# Start of DATA EXCERPTS

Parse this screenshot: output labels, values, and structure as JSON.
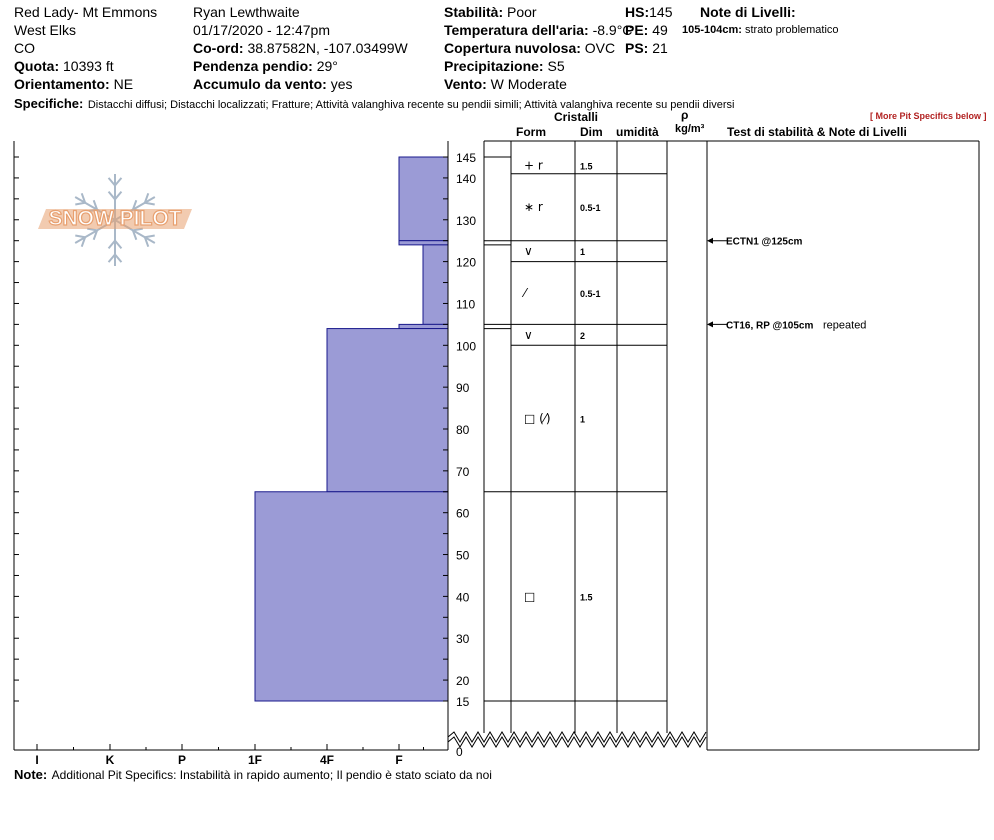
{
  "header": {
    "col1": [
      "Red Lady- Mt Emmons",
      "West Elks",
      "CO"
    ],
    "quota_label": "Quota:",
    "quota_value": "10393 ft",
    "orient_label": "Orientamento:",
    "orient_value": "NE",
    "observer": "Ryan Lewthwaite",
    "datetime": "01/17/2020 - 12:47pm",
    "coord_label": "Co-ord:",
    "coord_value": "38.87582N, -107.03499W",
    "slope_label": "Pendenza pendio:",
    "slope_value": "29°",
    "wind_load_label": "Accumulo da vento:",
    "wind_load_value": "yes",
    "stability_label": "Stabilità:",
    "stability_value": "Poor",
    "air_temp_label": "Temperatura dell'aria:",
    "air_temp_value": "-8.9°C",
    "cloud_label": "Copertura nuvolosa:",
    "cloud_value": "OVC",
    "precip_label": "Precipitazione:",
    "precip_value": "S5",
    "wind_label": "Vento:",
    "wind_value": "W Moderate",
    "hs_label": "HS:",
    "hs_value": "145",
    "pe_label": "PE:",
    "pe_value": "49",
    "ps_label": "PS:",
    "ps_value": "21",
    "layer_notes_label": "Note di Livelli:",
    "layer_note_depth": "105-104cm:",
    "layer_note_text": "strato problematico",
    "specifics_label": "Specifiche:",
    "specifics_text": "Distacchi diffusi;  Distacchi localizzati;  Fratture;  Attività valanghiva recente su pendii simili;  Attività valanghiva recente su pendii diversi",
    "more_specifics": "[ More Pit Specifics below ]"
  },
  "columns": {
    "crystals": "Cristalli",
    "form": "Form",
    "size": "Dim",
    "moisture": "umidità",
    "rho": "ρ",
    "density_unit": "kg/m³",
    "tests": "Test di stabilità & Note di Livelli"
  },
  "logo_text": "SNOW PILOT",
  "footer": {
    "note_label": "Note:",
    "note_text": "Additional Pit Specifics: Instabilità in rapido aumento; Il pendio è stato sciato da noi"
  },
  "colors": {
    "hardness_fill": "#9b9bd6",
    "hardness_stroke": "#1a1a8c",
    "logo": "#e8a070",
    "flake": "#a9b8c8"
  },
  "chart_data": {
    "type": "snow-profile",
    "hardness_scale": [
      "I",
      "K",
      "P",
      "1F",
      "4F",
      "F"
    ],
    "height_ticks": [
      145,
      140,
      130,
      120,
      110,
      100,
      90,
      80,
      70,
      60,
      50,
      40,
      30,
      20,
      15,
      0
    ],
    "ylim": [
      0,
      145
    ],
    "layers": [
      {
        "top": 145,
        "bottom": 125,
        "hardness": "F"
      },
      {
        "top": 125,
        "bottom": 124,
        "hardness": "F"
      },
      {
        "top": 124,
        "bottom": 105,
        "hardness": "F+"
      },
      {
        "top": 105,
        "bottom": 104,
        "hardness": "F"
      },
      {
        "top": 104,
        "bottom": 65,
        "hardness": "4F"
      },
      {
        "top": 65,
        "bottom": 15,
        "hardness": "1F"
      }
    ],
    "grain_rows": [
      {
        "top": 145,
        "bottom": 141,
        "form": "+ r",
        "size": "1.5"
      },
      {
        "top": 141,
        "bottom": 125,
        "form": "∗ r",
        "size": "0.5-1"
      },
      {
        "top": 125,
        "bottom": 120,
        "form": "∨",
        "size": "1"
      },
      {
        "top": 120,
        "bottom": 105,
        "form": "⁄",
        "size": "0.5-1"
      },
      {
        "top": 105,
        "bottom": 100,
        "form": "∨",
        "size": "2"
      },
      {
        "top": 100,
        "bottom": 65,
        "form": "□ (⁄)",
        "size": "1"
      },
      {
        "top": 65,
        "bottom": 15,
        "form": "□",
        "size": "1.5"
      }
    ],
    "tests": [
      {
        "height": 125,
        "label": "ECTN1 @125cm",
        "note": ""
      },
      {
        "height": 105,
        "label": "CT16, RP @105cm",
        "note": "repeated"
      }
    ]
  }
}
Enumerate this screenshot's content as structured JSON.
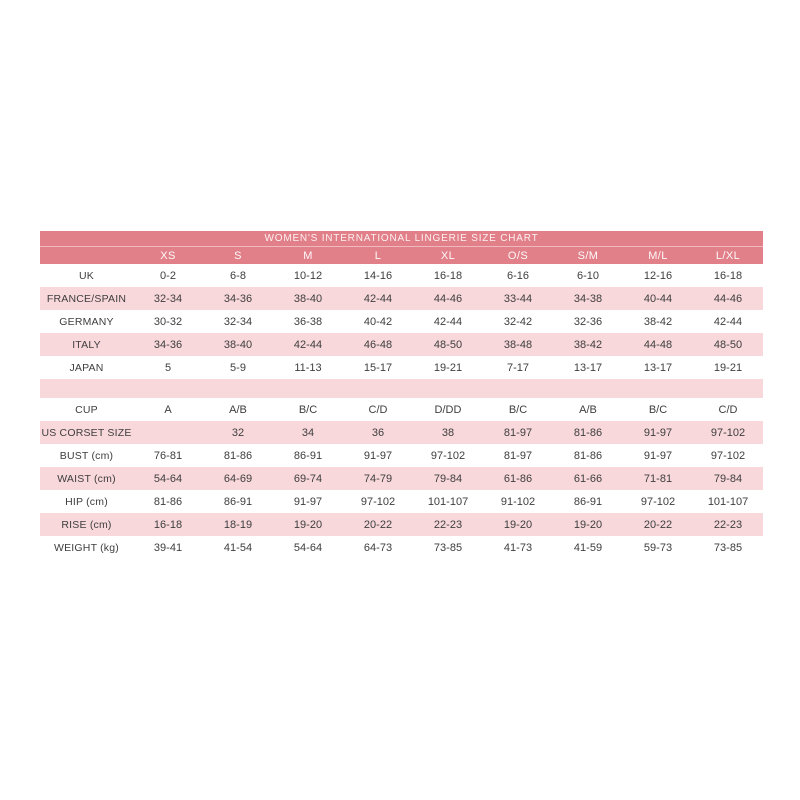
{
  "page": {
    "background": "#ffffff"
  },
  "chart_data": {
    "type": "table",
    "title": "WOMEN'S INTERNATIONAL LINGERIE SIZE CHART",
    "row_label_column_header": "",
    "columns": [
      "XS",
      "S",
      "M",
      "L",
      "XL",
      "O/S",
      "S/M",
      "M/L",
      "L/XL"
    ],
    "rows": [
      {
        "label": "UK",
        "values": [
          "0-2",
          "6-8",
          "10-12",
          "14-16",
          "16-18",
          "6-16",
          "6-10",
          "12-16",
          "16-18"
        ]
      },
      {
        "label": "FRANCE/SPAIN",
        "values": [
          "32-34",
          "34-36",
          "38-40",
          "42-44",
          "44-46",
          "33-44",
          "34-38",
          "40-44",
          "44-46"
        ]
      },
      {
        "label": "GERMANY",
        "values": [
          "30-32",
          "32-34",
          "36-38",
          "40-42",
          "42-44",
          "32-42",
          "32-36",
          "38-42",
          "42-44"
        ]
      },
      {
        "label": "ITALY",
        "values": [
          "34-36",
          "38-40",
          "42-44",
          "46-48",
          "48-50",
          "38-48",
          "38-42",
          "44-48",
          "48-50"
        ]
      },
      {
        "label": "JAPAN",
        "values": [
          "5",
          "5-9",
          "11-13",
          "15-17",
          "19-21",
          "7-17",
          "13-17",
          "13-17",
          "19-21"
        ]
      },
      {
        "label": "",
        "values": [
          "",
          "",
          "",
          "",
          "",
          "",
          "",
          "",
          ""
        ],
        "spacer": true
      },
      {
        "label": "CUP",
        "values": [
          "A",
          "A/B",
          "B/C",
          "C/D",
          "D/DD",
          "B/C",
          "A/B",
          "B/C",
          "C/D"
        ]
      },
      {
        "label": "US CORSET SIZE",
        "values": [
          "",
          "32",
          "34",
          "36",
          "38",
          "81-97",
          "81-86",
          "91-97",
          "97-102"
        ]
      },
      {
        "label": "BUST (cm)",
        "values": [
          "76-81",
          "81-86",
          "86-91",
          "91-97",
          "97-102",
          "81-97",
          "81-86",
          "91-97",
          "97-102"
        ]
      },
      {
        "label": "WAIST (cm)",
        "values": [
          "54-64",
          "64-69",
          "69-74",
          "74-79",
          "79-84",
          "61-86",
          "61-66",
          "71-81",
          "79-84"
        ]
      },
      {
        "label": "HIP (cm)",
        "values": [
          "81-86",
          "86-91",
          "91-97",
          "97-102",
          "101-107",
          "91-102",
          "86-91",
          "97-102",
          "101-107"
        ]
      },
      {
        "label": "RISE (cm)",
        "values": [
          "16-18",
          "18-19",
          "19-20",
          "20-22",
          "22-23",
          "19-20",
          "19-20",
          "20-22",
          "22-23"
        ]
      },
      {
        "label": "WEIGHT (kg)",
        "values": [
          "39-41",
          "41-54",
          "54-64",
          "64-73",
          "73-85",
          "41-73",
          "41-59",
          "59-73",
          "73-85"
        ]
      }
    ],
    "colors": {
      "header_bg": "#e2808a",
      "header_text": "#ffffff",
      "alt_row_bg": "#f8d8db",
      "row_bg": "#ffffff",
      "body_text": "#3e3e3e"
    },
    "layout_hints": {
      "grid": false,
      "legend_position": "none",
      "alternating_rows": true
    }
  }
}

# End of DATA EXCERPTS

PROBLEM REQUIREMENTS: Copy every record above exactly as written, but leave out the pictures.

TASK SOLUTION:
Parse this screenshot: output labels, values, and structure as JSON.
{
  "header": {
    "col1": [
      "Red Lady- Mt Emmons",
      "West Elks",
      "CO"
    ],
    "quota_label": "Quota:",
    "quota_value": "10393 ft",
    "orient_label": "Orientamento:",
    "orient_value": "NE",
    "observer": "Ryan Lewthwaite",
    "datetime": "01/17/2020 - 12:47pm",
    "coord_label": "Co-ord:",
    "coord_value": "38.87582N, -107.03499W",
    "slope_label": "Pendenza pendio:",
    "slope_value": "29°",
    "wind_load_label": "Accumulo da vento:",
    "wind_load_value": "yes",
    "stability_label": "Stabilità:",
    "stability_value": "Poor",
    "air_temp_label": "Temperatura dell'aria:",
    "air_temp_value": "-8.9°C",
    "cloud_label": "Copertura nuvolosa:",
    "cloud_value": "OVC",
    "precip_label": "Precipitazione:",
    "precip_value": "S5",
    "wind_label": "Vento:",
    "wind_value": "W Moderate",
    "hs_label": "HS:",
    "hs_value": "145",
    "pe_label": "PE:",
    "pe_value": "49",
    "ps_label": "PS:",
    "ps_value": "21",
    "layer_notes_label": "Note di Livelli:",
    "layer_note_depth": "105-104cm:",
    "layer_note_text": "strato problematico",
    "specifics_label": "Specifiche:",
    "specifics_text": "Distacchi diffusi;  Distacchi localizzati;  Fratture;  Attività valanghiva recente su pendii simili;  Attività valanghiva recente su pendii diversi",
    "more_specifics": "[ More Pit Specifics below ]"
  },
  "columns": {
    "crystals": "Cristalli",
    "form": "Form",
    "size": "Dim",
    "moisture": "umidità",
    "rho": "ρ",
    "density_unit": "kg/m³",
    "tests": "Test di stabilità & Note di Livelli"
  },
  "logo_text": "SNOW PILOT",
  "footer": {
    "note_label": "Note:",
    "note_text": "Additional Pit Specifics: Instabilità in rapido aumento; Il pendio è stato sciato da noi"
  },
  "colors": {
    "hardness_fill": "#9b9bd6",
    "hardness_stroke": "#1a1a8c",
    "logo": "#e8a070",
    "flake": "#a9b8c8"
  },
  "chart_data": {
    "type": "snow-profile",
    "hardness_scale": [
      "I",
      "K",
      "P",
      "1F",
      "4F",
      "F"
    ],
    "height_ticks": [
      145,
      140,
      130,
      120,
      110,
      100,
      90,
      80,
      70,
      60,
      50,
      40,
      30,
      20,
      15,
      0
    ],
    "ylim": [
      0,
      145
    ],
    "layers": [
      {
        "top": 145,
        "bottom": 125,
        "hardness": "F"
      },
      {
        "top": 125,
        "bottom": 124,
        "hardness": "F"
      },
      {
        "top": 124,
        "bottom": 105,
        "hardness": "F+"
      },
      {
        "top": 105,
        "bottom": 104,
        "hardness": "F"
      },
      {
        "top": 104,
        "bottom": 65,
        "hardness": "4F"
      },
      {
        "top": 65,
        "bottom": 15,
        "hardness": "1F"
      }
    ],
    "grain_rows": [
      {
        "top": 145,
        "bottom": 141,
        "form": "+ r",
        "size": "1.5"
      },
      {
        "top": 141,
        "bottom": 125,
        "form": "∗ r",
        "size": "0.5-1"
      },
      {
        "top": 125,
        "bottom": 120,
        "form": "∨",
        "size": "1"
      },
      {
        "top": 120,
        "bottom": 105,
        "form": "⁄",
        "size": "0.5-1"
      },
      {
        "top": 105,
        "bottom": 100,
        "form": "∨",
        "size": "2"
      },
      {
        "top": 100,
        "bottom": 65,
        "form": "□ (⁄)",
        "size": "1"
      },
      {
        "top": 65,
        "bottom": 15,
        "form": "□",
        "size": "1.5"
      }
    ],
    "tests": [
      {
        "height": 125,
        "label": "ECTN1 @125cm",
        "note": ""
      },
      {
        "height": 105,
        "label": "CT16, RP @105cm",
        "note": "repeated"
      }
    ]
  }
}
Enumerate this screenshot's content as structured JSON.
{
  "page": {
    "background": "#ffffff"
  },
  "chart_data": {
    "type": "table",
    "title": "WOMEN'S INTERNATIONAL LINGERIE SIZE CHART",
    "row_label_column_header": "",
    "columns": [
      "XS",
      "S",
      "M",
      "L",
      "XL",
      "O/S",
      "S/M",
      "M/L",
      "L/XL"
    ],
    "rows": [
      {
        "label": "UK",
        "values": [
          "0-2",
          "6-8",
          "10-12",
          "14-16",
          "16-18",
          "6-16",
          "6-10",
          "12-16",
          "16-18"
        ]
      },
      {
        "label": "FRANCE/SPAIN",
        "values": [
          "32-34",
          "34-36",
          "38-40",
          "42-44",
          "44-46",
          "33-44",
          "34-38",
          "40-44",
          "44-46"
        ]
      },
      {
        "label": "GERMANY",
        "values": [
          "30-32",
          "32-34",
          "36-38",
          "40-42",
          "42-44",
          "32-42",
          "32-36",
          "38-42",
          "42-44"
        ]
      },
      {
        "label": "ITALY",
        "values": [
          "34-36",
          "38-40",
          "42-44",
          "46-48",
          "48-50",
          "38-48",
          "38-42",
          "44-48",
          "48-50"
        ]
      },
      {
        "label": "JAPAN",
        "values": [
          "5",
          "5-9",
          "11-13",
          "15-17",
          "19-21",
          "7-17",
          "13-17",
          "13-17",
          "19-21"
        ]
      },
      {
        "label": "",
        "values": [
          "",
          "",
          "",
          "",
          "",
          "",
          "",
          "",
          ""
        ],
        "spacer": true
      },
      {
        "label": "CUP",
        "values": [
          "A",
          "A/B",
          "B/C",
          "C/D",
          "D/DD",
          "B/C",
          "A/B",
          "B/C",
          "C/D"
        ]
      },
      {
        "label": "US CORSET SIZE",
        "values": [
          "",
          "32",
          "34",
          "36",
          "38",
          "81-97",
          "81-86",
          "91-97",
          "97-102"
        ]
      },
      {
        "label": "BUST (cm)",
        "values": [
          "76-81",
          "81-86",
          "86-91",
          "91-97",
          "97-102",
          "81-97",
          "81-86",
          "91-97",
          "97-102"
        ]
      },
      {
        "label": "WAIST (cm)",
        "values": [
          "54-64",
          "64-69",
          "69-74",
          "74-79",
          "79-84",
          "61-86",
          "61-66",
          "71-81",
          "79-84"
        ]
      },
      {
        "label": "HIP (cm)",
        "values": [
          "81-86",
          "86-91",
          "91-97",
          "97-102",
          "101-107",
          "91-102",
          "86-91",
          "97-102",
          "101-107"
        ]
      },
      {
        "label": "RISE (cm)",
        "values": [
          "16-18",
          "18-19",
          "19-20",
          "20-22",
          "22-23",
          "19-20",
          "19-20",
          "20-22",
          "22-23"
        ]
      },
      {
        "label": "WEIGHT (kg)",
        "values": [
          "39-41",
          "41-54",
          "54-64",
          "64-73",
          "73-85",
          "41-73",
          "41-59",
          "59-73",
          "73-85"
        ]
      }
    ],
    "colors": {
      "header_bg": "#e2808a",
      "header_text": "#ffffff",
      "alt_row_bg": "#f8d8db",
      "row_bg": "#ffffff",
      "body_text": "#3e3e3e"
    },
    "layout_hints": {
      "grid": false,
      "legend_position": "none",
      "alternating_rows": true
    }
  }
}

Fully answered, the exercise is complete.